### Exercise instructions
Each record must be retyped in full. No character may differ.

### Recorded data
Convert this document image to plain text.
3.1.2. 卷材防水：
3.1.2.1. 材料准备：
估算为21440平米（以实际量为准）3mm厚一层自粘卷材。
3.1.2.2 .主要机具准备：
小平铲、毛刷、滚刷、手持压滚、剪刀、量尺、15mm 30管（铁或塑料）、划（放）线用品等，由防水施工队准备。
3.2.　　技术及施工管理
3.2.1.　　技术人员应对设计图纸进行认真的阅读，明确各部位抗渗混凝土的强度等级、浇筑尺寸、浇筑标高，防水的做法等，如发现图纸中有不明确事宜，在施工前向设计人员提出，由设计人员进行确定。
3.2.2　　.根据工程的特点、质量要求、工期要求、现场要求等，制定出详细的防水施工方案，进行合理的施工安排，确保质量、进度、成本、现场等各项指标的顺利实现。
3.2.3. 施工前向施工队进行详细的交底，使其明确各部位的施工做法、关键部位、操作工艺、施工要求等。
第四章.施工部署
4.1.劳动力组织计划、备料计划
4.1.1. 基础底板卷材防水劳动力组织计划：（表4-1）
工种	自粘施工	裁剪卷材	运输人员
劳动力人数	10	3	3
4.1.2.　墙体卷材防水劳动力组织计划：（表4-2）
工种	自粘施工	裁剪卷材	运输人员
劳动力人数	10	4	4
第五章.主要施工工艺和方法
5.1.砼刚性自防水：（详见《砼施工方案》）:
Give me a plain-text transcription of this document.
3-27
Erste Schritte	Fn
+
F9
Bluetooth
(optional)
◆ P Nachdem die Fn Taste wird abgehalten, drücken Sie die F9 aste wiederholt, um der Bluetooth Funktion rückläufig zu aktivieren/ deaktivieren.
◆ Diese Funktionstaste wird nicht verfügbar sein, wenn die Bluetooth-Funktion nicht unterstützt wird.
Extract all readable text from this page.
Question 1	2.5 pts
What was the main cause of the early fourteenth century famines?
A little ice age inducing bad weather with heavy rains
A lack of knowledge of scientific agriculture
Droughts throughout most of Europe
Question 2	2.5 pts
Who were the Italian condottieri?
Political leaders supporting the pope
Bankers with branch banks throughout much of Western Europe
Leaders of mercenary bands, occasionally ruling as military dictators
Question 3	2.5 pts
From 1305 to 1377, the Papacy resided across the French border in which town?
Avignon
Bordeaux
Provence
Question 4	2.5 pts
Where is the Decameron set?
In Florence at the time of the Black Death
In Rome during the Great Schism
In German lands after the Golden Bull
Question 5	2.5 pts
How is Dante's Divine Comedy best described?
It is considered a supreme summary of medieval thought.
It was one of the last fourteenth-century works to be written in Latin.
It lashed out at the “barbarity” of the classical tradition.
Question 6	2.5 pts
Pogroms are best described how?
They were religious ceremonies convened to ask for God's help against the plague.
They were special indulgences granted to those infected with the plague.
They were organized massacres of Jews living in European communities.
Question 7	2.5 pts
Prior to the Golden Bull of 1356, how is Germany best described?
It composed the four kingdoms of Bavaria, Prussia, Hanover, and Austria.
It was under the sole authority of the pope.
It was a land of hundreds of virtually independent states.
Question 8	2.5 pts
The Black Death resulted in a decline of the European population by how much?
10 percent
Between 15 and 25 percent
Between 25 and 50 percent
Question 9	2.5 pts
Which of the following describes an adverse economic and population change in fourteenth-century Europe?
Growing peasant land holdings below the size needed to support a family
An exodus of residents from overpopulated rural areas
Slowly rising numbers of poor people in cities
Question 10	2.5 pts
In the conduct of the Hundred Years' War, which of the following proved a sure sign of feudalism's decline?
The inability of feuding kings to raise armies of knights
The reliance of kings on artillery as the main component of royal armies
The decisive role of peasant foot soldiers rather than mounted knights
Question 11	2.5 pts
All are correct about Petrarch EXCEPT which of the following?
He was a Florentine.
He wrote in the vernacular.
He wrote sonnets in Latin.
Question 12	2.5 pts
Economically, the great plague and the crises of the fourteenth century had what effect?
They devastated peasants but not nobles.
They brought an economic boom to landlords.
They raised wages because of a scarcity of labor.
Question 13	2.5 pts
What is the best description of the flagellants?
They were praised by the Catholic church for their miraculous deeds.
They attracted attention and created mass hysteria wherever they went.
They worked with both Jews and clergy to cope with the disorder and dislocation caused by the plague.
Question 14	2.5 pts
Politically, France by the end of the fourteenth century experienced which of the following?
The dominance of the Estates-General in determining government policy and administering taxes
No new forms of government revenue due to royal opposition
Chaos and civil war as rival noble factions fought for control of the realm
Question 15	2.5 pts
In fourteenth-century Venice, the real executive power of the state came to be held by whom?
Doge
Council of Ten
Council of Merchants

### Result
Convert this document image to plain text.
3.1.2. 卷材防水：
3.1.2.1. 材料准备：
估算为21440平米（以实际量为准）3mm厚一层自粘卷材。
3.1.2.2 .主要机具准备：
小平铲、毛刷、滚刷、手持压滚、剪刀、量尺、15mm 30管（铁或塑料）、划（放）线用品等，由防水施工队准备。
3.2.　　技术及施工管理
3.2.1.　　技术人员应对设计图纸进行认真的阅读，明确各部位抗渗混凝土的强度等级、浇筑尺寸、浇筑标高，防水的做法等，如发现图纸中有不明确事宜，在施工前向设计人员提出，由设计人员进行确定。
3.2.2　　.根据工程的特点、质量要求、工期要求、现场要求等，制定出详细的防水施工方案，进行合理的施工安排，确保质量、进度、成本、现场等各项指标的顺利实现。
3.2.3. 施工前向施工队进行详细的交底，使其明确各部位的施工做法、关键部位、操作工艺、施工要求等。
第四章.施工部署
4.1.劳动力组织计划、备料计划
4.1.1. 基础底板卷材防水劳动力组织计划：（表4-1）
工种	自粘施工	裁剪卷材	运输人员
劳动力人数	10	3	3
4.1.2.　墙体卷材防水劳动力组织计划：（表4-2）
工种	自粘施工	裁剪卷材	运输人员
劳动力人数	10	4	4
第五章.主要施工工艺和方法
5.1.砼刚性自防水：（详见《砼施工方案》）:
Give me a plain-text transcription of this document.
3-27
Erste Schritte	Fn
+
F9
Bluetooth
(optional)
◆ P Nachdem die Fn Taste wird abgehalten, drücken Sie die F9 aste wiederholt, um der Bluetooth Funktion rückläufig zu aktivieren/ deaktivieren.
◆ Diese Funktionstaste wird nicht verfügbar sein, wenn die Bluetooth-Funktion nicht unterstützt wird.
Extract all readable text from this page.
Question 1	2.5 pts
What was the main cause of the early fourteenth century famines?
A little ice age inducing bad weather with heavy rains
A lack of knowledge of scientific agriculture
Droughts throughout most of Europe
Question 2	2.5 pts
Who were the Italian condottieri?
Political leaders supporting the pope
Bankers with branch banks throughout much of Western Europe
Leaders of mercenary bands, occasionally ruling as military dictators
Question 3	2.5 pts
From 1305 to 1377, the Papacy resided across the French border in which town?
Avignon
Bordeaux
Provence
Question 4	2.5 pts
Where is the Decameron set?
In Florence at the time of the Black Death
In Rome during the Great Schism
In German lands after the Golden Bull
Question 5	2.5 pts
How is Dante's Divine Comedy best described?
It is considered a supreme summary of medieval thought.
It was one of the last fourteenth-century works to be written in Latin.
It lashed out at the “barbarity” of the classical tradition.
Question 6	2.5 pts
Pogroms are best described how?
They were religious ceremonies convened to ask for God's help against the plague.
They were special indulgences granted to those infected with the plague.
They were organized massacres of Jews living in European communities.
Question 7	2.5 pts
Prior to the Golden Bull of 1356, how is Germany best described?
It composed the four kingdoms of Bavaria, Prussia, Hanover, and Austria.
It was under the sole authority of the pope.
It was a land of hundreds of virtually independent states.
Question 8	2.5 pts
The Black Death resulted in a decline of the European population by how much?
10 percent
Between 15 and 25 percent
Between 25 and 50 percent
Question 9	2.5 pts
Which of the following describes an adverse economic and population change in fourteenth-century Europe?
Growing peasant land holdings below the size needed to support a family
An exodus of residents from overpopulated rural areas
Slowly rising numbers of poor people in cities
Question 10	2.5 pts
In the conduct of the Hundred Years' War, which of the following proved a sure sign of feudalism's decline?
The inability of feuding kings to raise armies of knights
The reliance of kings on artillery as the main component of royal armies
The decisive role of peasant foot soldiers rather than mounted knights
Question 11	2.5 pts
All are correct about Petrarch EXCEPT which of the following?
He was a Florentine.
He wrote in the vernacular.
He wrote sonnets in Latin.
Question 12	2.5 pts
Economically, the great plague and the crises of the fourteenth century had what effect?
They devastated peasants but not nobles.
They brought an economic boom to landlords.
They raised wages because of a scarcity of labor.
Question 13	2.5 pts
What is the best description of the flagellants?
They were praised by the Catholic church for their miraculous deeds.
They attracted attention and created mass hysteria wherever they went.
They worked with both Jews and clergy to cope with the disorder and dislocation caused by the plague.
Question 14	2.5 pts
Politically, France by the end of the fourteenth century experienced which of the following?
The dominance of the Estates-General in determining government policy and administering taxes
No new forms of government revenue due to royal opposition
Chaos and civil war as rival noble factions fought for control of the realm
Question 15	2.5 pts
In fourteenth-century Venice, the real executive power of the state came to be held by whom?
Doge
Council of Ten
Council of Merchants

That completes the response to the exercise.